**Set exercise:** Copy all of the records below verbatim.

**Data extract:**
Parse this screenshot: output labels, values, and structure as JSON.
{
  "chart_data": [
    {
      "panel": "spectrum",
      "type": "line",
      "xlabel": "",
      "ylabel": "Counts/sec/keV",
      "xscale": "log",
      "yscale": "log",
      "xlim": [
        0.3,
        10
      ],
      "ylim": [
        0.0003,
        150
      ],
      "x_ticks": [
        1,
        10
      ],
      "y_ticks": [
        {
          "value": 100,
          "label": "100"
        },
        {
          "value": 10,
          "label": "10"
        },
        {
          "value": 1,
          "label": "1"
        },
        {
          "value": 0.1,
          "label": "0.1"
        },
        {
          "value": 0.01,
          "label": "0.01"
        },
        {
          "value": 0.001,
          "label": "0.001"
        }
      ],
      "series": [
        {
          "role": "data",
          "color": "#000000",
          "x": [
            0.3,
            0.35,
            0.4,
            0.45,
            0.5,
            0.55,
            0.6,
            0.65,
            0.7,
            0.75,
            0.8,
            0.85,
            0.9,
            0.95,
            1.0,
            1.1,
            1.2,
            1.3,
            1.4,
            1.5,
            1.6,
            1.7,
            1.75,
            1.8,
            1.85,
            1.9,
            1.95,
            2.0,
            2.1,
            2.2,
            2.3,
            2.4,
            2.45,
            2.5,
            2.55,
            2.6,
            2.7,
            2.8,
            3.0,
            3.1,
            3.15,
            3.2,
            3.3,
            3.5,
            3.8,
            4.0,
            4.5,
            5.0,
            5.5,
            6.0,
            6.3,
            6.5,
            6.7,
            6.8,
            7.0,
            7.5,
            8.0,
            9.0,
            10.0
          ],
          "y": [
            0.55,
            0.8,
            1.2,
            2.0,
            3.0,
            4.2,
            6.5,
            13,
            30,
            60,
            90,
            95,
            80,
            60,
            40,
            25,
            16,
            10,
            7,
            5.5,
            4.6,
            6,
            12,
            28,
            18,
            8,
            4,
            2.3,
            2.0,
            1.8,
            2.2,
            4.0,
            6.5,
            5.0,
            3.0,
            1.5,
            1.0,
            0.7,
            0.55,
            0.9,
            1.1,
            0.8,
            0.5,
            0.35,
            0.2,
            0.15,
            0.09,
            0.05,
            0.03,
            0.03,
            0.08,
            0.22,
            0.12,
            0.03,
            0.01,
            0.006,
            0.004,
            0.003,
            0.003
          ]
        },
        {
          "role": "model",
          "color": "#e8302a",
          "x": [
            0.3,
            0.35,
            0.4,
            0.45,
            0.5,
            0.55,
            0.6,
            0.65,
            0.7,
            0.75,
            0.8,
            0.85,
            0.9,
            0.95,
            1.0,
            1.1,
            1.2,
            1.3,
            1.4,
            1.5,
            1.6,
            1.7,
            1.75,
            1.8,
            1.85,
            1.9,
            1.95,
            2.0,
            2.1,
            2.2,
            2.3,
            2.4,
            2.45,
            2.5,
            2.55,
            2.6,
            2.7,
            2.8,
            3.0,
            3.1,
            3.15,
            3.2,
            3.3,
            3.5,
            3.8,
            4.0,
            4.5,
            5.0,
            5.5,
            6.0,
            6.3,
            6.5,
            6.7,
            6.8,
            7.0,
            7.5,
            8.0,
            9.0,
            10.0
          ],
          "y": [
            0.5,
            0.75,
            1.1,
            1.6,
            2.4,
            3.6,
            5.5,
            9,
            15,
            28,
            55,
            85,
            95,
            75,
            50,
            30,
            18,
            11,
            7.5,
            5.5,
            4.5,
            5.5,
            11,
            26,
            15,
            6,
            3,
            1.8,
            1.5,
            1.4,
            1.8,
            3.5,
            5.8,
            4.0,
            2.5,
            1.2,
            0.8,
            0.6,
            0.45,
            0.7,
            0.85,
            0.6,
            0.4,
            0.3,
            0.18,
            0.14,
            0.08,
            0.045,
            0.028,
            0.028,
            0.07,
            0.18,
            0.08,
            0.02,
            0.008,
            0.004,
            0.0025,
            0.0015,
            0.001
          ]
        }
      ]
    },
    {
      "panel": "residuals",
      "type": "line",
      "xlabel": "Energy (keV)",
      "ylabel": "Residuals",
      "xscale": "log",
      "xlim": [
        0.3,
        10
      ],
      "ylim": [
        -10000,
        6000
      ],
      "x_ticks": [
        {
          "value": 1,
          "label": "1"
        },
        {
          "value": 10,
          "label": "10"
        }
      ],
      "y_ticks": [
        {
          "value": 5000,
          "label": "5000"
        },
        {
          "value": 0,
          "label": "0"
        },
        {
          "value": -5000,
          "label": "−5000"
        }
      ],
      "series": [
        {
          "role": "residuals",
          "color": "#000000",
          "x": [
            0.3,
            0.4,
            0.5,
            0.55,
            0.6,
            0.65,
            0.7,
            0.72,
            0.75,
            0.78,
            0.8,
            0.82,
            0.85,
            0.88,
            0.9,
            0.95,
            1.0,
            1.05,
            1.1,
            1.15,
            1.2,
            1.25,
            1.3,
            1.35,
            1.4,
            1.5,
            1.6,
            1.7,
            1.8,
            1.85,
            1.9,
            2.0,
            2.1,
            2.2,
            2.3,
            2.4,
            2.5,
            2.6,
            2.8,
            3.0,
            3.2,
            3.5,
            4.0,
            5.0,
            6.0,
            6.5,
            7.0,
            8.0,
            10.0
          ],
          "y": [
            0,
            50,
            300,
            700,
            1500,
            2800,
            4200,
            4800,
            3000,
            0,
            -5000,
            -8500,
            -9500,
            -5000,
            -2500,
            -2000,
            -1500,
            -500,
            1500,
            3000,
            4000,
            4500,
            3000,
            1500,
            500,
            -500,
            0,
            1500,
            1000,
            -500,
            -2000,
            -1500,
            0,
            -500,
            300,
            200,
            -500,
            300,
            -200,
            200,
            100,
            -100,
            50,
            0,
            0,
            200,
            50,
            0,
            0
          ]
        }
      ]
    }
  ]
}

**Response below:**
Parse this screenshot: output labels, values, and structure as JSON.
{
  "chart_data": [
    {
      "panel": "spectrum",
      "type": "line",
      "xlabel": "",
      "ylabel": "Counts/sec/keV",
      "xscale": "log",
      "yscale": "log",
      "xlim": [
        0.3,
        10
      ],
      "ylim": [
        0.0003,
        150
      ],
      "x_ticks": [
        1,
        10
      ],
      "y_ticks": [
        {
          "value": 100,
          "label": "100"
        },
        {
          "value": 10,
          "label": "10"
        },
        {
          "value": 1,
          "label": "1"
        },
        {
          "value": 0.1,
          "label": "0.1"
        },
        {
          "value": 0.01,
          "label": "0.01"
        },
        {
          "value": 0.001,
          "label": "0.001"
        }
      ],
      "series": [
        {
          "role": "data",
          "color": "#000000",
          "x": [
            0.3,
            0.35,
            0.4,
            0.45,
            0.5,
            0.55,
            0.6,
            0.65,
            0.7,
            0.75,
            0.8,
            0.85,
            0.9,
            0.95,
            1.0,
            1.1,
            1.2,
            1.3,
            1.4,
            1.5,
            1.6,
            1.7,
            1.75,
            1.8,
            1.85,
            1.9,
            1.95,
            2.0,
            2.1,
            2.2,
            2.3,
            2.4,
            2.45,
            2.5,
            2.55,
            2.6,
            2.7,
            2.8,
            3.0,
            3.1,
            3.15,
            3.2,
            3.3,
            3.5,
            3.8,
            4.0,
            4.5,
            5.0,
            5.5,
            6.0,
            6.3,
            6.5,
            6.7,
            6.8,
            7.0,
            7.5,
            8.0,
            9.0,
            10.0
          ],
          "y": [
            0.55,
            0.8,
            1.2,
            2.0,
            3.0,
            4.2,
            6.5,
            13,
            30,
            60,
            90,
            95,
            80,
            60,
            40,
            25,
            16,
            10,
            7,
            5.5,
            4.6,
            6,
            12,
            28,
            18,
            8,
            4,
            2.3,
            2.0,
            1.8,
            2.2,
            4.0,
            6.5,
            5.0,
            3.0,
            1.5,
            1.0,
            0.7,
            0.55,
            0.9,
            1.1,
            0.8,
            0.5,
            0.35,
            0.2,
            0.15,
            0.09,
            0.05,
            0.03,
            0.03,
            0.08,
            0.22,
            0.12,
            0.03,
            0.01,
            0.006,
            0.004,
            0.003,
            0.003
          ]
        },
        {
          "role": "model",
          "color": "#e8302a",
          "x": [
            0.3,
            0.35,
            0.4,
            0.45,
            0.5,
            0.55,
            0.6,
            0.65,
            0.7,
            0.75,
            0.8,
            0.85,
            0.9,
            0.95,
            1.0,
            1.1,
            1.2,
            1.3,
            1.4,
            1.5,
            1.6,
            1.7,
            1.75,
            1.8,
            1.85,
            1.9,
            1.95,
            2.0,
            2.1,
            2.2,
            2.3,
            2.4,
            2.45,
            2.5,
            2.55,
            2.6,
            2.7,
            2.8,
            3.0,
            3.1,
            3.15,
            3.2,
            3.3,
            3.5,
            3.8,
            4.0,
            4.5,
            5.0,
            5.5,
            6.0,
            6.3,
            6.5,
            6.7,
            6.8,
            7.0,
            7.5,
            8.0,
            9.0,
            10.0
          ],
          "y": [
            0.5,
            0.75,
            1.1,
            1.6,
            2.4,
            3.6,
            5.5,
            9,
            15,
            28,
            55,
            85,
            95,
            75,
            50,
            30,
            18,
            11,
            7.5,
            5.5,
            4.5,
            5.5,
            11,
            26,
            15,
            6,
            3,
            1.8,
            1.5,
            1.4,
            1.8,
            3.5,
            5.8,
            4.0,
            2.5,
            1.2,
            0.8,
            0.6,
            0.45,
            0.7,
            0.85,
            0.6,
            0.4,
            0.3,
            0.18,
            0.14,
            0.08,
            0.045,
            0.028,
            0.028,
            0.07,
            0.18,
            0.08,
            0.02,
            0.008,
            0.004,
            0.0025,
            0.0015,
            0.001
          ]
        }
      ]
    },
    {
      "panel": "residuals",
      "type": "line",
      "xlabel": "Energy (keV)",
      "ylabel": "Residuals",
      "xscale": "log",
      "xlim": [
        0.3,
        10
      ],
      "ylim": [
        -10000,
        6000
      ],
      "x_ticks": [
        {
          "value": 1,
          "label": "1"
        },
        {
          "value": 10,
          "label": "10"
        }
      ],
      "y_ticks": [
        {
          "value": 5000,
          "label": "5000"
        },
        {
          "value": 0,
          "label": "0"
        },
        {
          "value": -5000,
          "label": "−5000"
        }
      ],
      "series": [
        {
          "role": "residuals",
          "color": "#000000",
          "x": [
            0.3,
            0.4,
            0.5,
            0.55,
            0.6,
            0.65,
            0.7,
            0.72,
            0.75,
            0.78,
            0.8,
            0.82,
            0.85,
            0.88,
            0.9,
            0.95,
            1.0,
            1.05,
            1.1,
            1.15,
            1.2,
            1.25,
            1.3,
            1.35,
            1.4,
            1.5,
            1.6,
            1.7,
            1.8,
            1.85,
            1.9,
            2.0,
            2.1,
            2.2,
            2.3,
            2.4,
            2.5,
            2.6,
            2.8,
            3.0,
            3.2,
            3.5,
            4.0,
            5.0,
            6.0,
            6.5,
            7.0,
            8.0,
            10.0
          ],
          "y": [
            0,
            50,
            300,
            700,
            1500,
            2800,
            4200,
            4800,
            3000,
            0,
            -5000,
            -8500,
            -9500,
            -5000,
            -2500,
            -2000,
            -1500,
            -500,
            1500,
            3000,
            4000,
            4500,
            3000,
            1500,
            500,
            -500,
            0,
            1500,
            1000,
            -500,
            -2000,
            -1500,
            0,
            -500,
            300,
            200,
            -500,
            300,
            -200,
            200,
            100,
            -100,
            50,
            0,
            0,
            200,
            50,
            0,
            0
          ]
        }
      ]
    }
  ]
}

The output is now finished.